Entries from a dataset
§

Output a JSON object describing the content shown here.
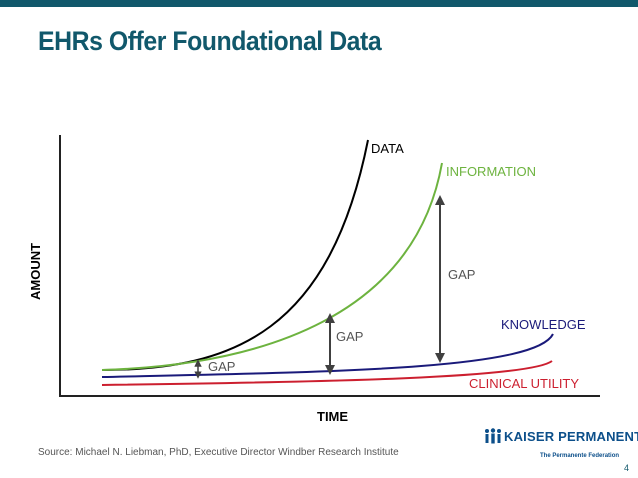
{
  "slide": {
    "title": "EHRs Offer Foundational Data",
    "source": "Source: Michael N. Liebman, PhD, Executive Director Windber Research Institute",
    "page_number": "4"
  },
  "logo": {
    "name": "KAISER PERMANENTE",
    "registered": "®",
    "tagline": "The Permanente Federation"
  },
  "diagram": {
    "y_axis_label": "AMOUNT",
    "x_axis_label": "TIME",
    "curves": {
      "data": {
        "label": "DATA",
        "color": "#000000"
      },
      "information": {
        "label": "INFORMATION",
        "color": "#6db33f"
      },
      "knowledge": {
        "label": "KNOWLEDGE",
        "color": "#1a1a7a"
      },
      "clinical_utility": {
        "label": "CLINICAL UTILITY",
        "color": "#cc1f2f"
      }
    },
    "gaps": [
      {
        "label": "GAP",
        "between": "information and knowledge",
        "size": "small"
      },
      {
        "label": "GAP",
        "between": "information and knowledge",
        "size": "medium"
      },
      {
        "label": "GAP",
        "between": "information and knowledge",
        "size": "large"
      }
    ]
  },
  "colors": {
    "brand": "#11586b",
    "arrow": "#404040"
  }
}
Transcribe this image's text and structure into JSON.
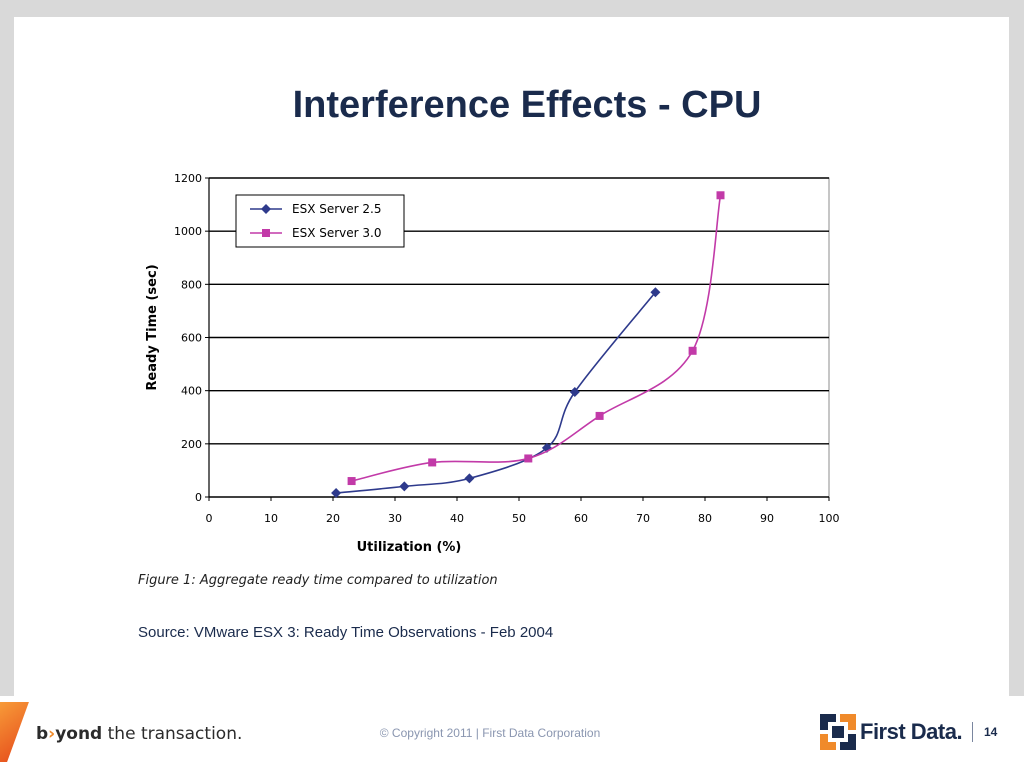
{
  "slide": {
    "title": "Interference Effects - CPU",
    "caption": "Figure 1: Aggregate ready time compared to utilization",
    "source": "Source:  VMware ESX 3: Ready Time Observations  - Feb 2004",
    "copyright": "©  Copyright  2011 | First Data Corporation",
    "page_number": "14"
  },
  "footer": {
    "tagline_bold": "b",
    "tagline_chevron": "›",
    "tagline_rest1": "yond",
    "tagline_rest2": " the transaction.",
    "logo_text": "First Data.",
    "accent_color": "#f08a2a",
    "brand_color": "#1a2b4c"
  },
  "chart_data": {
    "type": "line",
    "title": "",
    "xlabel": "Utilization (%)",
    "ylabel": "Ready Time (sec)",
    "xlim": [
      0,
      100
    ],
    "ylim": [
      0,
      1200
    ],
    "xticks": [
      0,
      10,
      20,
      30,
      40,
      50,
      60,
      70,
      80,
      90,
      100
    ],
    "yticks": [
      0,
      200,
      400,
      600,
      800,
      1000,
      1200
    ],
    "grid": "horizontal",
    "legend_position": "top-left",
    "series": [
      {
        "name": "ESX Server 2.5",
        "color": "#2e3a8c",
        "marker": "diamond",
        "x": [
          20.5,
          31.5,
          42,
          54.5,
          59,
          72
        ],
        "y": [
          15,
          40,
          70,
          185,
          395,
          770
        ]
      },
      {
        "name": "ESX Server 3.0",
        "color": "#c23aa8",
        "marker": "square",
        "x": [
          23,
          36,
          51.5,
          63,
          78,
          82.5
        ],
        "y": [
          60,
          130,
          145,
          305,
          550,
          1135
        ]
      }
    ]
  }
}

§

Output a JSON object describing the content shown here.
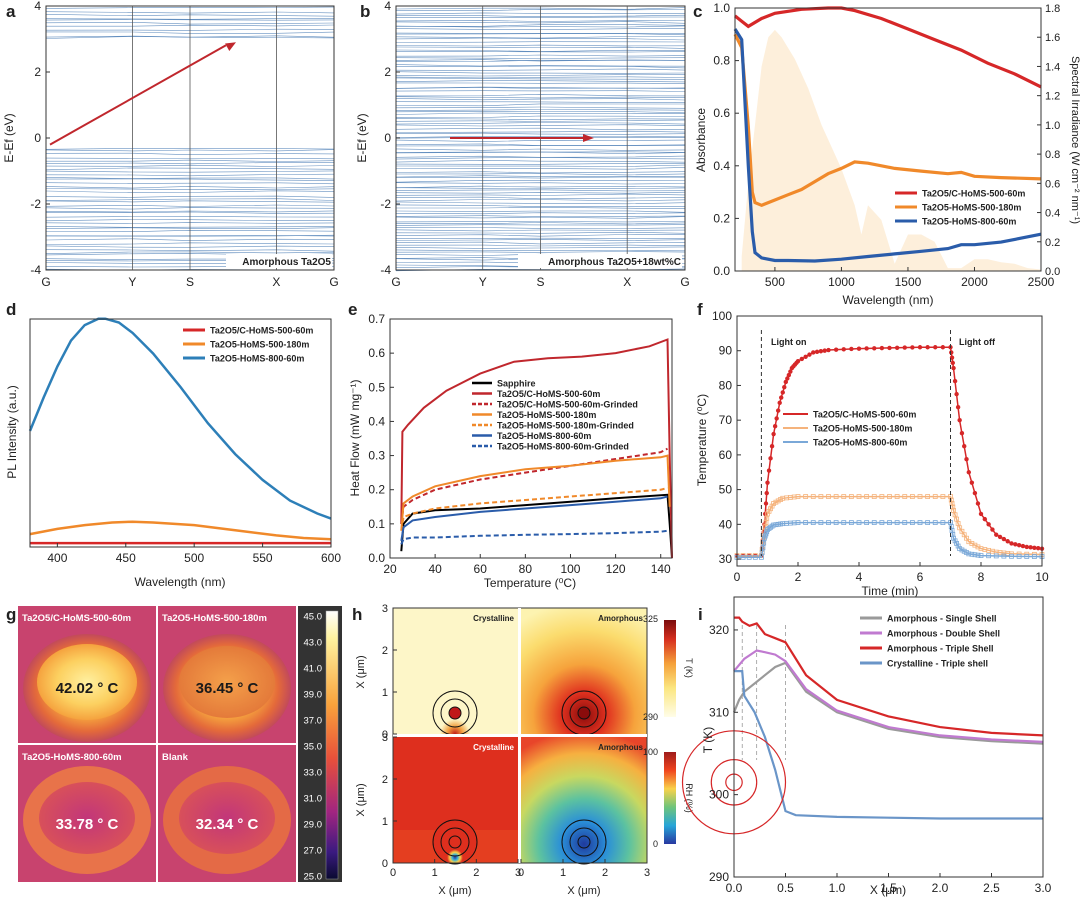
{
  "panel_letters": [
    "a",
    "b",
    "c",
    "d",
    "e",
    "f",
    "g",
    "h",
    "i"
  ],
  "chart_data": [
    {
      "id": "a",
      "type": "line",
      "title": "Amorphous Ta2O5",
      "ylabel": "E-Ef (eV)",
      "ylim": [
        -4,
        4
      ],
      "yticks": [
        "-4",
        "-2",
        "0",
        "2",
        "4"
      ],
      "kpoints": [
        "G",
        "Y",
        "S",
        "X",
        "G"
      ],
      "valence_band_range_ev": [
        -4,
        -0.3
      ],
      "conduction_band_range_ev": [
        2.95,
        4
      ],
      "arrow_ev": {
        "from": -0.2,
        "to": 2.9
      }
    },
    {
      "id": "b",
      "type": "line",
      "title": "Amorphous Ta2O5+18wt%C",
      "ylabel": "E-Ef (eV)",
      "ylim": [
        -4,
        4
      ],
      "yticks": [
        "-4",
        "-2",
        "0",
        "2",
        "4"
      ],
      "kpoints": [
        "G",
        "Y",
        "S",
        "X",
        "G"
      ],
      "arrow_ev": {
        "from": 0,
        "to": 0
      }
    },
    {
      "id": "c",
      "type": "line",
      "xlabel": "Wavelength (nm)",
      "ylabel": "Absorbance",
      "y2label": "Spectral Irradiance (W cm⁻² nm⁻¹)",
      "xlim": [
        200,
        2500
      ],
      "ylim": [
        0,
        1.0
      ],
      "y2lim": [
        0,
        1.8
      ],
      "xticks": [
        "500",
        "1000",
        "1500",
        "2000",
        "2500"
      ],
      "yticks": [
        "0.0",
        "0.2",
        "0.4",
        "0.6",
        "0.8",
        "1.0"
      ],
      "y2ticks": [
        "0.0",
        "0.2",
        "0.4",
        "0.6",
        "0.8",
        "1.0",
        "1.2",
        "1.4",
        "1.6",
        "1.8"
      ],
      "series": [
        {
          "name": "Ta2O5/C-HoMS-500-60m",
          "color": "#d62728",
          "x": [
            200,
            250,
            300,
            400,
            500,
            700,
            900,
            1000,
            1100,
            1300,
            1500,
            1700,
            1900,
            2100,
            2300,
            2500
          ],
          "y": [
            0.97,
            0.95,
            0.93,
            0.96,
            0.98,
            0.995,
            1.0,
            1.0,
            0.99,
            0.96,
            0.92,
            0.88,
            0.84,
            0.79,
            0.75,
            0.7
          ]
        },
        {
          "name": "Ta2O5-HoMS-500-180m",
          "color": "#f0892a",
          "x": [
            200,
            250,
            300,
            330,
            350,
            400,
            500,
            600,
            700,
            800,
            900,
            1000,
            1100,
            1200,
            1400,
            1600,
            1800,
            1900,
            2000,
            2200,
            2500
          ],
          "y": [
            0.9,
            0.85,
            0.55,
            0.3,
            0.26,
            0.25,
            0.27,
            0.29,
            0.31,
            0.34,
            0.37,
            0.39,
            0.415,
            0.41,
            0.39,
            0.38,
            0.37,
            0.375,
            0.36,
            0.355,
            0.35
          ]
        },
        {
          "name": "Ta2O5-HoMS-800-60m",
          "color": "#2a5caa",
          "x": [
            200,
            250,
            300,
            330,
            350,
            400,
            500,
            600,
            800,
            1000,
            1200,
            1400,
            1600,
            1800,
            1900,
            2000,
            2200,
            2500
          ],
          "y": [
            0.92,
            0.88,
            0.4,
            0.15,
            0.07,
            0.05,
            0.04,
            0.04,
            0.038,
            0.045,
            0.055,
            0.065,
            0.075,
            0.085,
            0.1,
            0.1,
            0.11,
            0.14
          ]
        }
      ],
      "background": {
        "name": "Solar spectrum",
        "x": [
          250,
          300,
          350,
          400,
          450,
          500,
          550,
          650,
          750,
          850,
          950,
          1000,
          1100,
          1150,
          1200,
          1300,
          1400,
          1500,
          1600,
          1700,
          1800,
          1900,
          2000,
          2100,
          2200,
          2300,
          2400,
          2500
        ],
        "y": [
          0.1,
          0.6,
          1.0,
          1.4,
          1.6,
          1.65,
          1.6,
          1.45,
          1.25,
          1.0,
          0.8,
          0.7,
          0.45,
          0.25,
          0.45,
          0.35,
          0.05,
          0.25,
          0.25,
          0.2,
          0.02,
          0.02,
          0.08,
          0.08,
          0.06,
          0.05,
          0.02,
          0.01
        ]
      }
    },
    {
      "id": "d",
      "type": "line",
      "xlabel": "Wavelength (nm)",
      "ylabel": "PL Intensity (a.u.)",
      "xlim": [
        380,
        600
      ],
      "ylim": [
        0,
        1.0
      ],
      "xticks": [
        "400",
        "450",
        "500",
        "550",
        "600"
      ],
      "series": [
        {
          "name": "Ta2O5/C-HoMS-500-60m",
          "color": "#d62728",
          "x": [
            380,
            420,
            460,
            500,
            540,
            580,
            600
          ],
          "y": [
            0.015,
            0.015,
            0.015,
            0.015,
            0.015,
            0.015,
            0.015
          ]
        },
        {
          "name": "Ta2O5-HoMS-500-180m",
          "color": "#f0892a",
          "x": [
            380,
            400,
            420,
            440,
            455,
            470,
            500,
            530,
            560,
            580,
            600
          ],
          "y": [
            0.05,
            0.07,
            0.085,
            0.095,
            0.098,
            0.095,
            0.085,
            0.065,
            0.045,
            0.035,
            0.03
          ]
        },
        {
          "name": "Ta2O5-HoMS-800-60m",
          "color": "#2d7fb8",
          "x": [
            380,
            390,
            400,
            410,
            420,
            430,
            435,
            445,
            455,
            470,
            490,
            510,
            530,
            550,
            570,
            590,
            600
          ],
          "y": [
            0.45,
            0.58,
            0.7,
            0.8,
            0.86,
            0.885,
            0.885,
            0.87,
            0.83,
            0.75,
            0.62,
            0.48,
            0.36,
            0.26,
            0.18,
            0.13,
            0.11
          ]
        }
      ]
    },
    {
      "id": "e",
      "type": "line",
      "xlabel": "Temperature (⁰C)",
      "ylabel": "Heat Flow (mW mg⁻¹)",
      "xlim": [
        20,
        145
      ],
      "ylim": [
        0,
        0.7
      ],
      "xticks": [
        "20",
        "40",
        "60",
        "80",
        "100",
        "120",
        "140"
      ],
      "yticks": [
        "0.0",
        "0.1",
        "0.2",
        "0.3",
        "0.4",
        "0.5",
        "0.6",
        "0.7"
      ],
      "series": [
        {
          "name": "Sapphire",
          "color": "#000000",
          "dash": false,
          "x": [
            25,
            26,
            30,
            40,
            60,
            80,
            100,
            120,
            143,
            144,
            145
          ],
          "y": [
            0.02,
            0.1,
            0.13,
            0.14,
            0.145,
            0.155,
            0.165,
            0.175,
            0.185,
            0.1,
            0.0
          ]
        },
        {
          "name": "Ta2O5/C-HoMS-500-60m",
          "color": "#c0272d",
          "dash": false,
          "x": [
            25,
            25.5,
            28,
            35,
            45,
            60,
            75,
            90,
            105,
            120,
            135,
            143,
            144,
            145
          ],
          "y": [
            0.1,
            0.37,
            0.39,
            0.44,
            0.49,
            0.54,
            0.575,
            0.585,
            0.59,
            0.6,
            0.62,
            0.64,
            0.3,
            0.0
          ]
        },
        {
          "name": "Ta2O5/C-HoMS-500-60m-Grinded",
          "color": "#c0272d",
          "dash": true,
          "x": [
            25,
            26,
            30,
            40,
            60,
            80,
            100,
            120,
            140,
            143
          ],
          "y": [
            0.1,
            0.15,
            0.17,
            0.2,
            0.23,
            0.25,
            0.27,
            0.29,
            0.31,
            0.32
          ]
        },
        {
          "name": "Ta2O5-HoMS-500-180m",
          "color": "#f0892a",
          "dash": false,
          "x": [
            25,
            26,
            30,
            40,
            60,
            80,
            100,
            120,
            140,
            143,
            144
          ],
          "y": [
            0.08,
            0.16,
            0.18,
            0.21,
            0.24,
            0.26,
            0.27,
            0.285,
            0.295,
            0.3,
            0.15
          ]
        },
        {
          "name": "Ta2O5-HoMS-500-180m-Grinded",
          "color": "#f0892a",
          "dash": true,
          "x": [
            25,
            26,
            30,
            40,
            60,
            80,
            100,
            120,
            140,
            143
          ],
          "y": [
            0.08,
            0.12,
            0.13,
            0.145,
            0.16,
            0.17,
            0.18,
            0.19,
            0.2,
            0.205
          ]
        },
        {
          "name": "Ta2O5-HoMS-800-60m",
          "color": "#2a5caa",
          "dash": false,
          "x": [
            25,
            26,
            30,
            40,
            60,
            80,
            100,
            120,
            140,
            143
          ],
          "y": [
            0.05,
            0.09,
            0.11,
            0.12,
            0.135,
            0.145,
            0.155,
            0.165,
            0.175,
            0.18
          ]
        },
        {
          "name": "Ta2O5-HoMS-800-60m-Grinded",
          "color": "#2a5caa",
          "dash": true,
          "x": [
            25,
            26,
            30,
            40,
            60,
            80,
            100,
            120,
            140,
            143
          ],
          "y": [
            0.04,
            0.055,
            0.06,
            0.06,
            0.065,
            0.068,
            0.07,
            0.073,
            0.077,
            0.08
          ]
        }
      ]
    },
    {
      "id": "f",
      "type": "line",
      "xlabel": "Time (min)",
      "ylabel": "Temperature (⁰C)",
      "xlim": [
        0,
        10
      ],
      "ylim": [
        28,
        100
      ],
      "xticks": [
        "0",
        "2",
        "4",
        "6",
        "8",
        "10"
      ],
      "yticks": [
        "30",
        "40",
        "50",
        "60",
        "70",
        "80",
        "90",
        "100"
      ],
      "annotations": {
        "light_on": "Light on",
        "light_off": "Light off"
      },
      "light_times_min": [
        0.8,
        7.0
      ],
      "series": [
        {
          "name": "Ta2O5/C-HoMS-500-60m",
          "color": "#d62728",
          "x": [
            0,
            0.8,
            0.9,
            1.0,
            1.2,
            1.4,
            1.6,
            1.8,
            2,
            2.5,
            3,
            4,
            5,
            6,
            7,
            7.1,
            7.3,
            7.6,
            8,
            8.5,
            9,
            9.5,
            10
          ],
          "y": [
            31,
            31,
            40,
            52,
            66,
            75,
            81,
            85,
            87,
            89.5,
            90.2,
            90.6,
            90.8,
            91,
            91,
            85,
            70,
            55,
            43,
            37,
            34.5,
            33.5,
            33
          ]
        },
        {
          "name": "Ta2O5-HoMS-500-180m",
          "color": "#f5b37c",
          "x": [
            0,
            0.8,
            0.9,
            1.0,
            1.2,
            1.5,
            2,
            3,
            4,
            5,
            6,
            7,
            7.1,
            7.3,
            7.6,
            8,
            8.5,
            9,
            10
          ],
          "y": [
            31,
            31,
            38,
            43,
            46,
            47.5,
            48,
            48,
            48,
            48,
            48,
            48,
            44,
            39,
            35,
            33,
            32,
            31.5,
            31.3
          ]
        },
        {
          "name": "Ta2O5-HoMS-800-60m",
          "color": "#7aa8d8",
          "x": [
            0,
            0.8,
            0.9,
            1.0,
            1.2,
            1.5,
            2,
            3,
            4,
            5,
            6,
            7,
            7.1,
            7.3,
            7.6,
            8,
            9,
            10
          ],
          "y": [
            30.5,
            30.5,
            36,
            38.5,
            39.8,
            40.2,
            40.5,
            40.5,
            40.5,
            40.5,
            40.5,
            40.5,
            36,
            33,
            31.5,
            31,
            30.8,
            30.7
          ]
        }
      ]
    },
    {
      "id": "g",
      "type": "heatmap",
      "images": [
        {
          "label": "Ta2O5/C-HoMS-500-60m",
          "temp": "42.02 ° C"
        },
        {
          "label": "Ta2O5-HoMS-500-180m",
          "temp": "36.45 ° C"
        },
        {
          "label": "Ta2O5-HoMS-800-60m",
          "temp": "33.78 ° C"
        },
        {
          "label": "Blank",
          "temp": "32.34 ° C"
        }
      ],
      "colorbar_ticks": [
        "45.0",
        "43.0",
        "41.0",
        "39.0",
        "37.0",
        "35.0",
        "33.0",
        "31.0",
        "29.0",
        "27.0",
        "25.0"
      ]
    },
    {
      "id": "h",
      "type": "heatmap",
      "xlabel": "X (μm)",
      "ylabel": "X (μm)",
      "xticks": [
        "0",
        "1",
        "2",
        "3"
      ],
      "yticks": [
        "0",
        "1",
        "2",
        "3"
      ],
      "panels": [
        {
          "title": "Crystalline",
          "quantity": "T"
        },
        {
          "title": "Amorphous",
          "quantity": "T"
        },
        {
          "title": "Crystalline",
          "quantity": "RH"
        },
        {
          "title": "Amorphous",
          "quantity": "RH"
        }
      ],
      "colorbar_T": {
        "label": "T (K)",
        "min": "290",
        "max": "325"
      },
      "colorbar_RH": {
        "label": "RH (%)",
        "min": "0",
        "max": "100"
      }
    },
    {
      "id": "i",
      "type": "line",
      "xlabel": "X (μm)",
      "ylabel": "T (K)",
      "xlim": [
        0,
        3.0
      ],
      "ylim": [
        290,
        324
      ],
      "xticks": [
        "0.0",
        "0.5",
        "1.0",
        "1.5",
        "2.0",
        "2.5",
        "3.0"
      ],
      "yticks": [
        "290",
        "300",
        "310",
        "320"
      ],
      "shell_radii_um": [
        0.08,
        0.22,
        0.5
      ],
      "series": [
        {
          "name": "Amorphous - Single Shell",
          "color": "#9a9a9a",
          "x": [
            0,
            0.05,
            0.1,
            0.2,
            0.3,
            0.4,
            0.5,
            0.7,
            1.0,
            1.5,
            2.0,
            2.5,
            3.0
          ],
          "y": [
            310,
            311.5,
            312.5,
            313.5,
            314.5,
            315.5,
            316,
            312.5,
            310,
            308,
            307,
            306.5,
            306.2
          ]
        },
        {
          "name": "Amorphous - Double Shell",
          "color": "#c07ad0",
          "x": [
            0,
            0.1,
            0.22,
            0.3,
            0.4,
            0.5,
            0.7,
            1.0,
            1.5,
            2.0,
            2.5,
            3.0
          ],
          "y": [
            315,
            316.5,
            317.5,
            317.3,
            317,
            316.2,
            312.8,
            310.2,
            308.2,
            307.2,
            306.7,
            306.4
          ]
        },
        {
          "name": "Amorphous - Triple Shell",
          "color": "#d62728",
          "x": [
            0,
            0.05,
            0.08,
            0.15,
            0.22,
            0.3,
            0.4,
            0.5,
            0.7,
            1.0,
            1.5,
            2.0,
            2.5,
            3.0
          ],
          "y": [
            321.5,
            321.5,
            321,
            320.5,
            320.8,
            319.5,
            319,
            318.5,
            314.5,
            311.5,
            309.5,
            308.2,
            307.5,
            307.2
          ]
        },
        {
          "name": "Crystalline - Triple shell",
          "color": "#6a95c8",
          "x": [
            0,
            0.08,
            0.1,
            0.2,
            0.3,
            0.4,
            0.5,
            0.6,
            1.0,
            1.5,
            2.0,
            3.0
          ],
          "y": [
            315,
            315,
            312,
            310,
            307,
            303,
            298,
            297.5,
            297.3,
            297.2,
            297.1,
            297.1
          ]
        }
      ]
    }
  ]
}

§

TO DO:
In the material above, find each line that contains the word "xlabel", and select it.

FINAL ANSWER:
    "xlabel": "Utilization (%)",
      "xlabel": "Wavelength (nm)",
      "xlabel": "Wavelength (nm)",
      "xlabel": "Temperature (⁰C)",
      "xlabel": "Time (min)",
      "xlabel": "X (μm)",
      "xlabel": "X (μm)",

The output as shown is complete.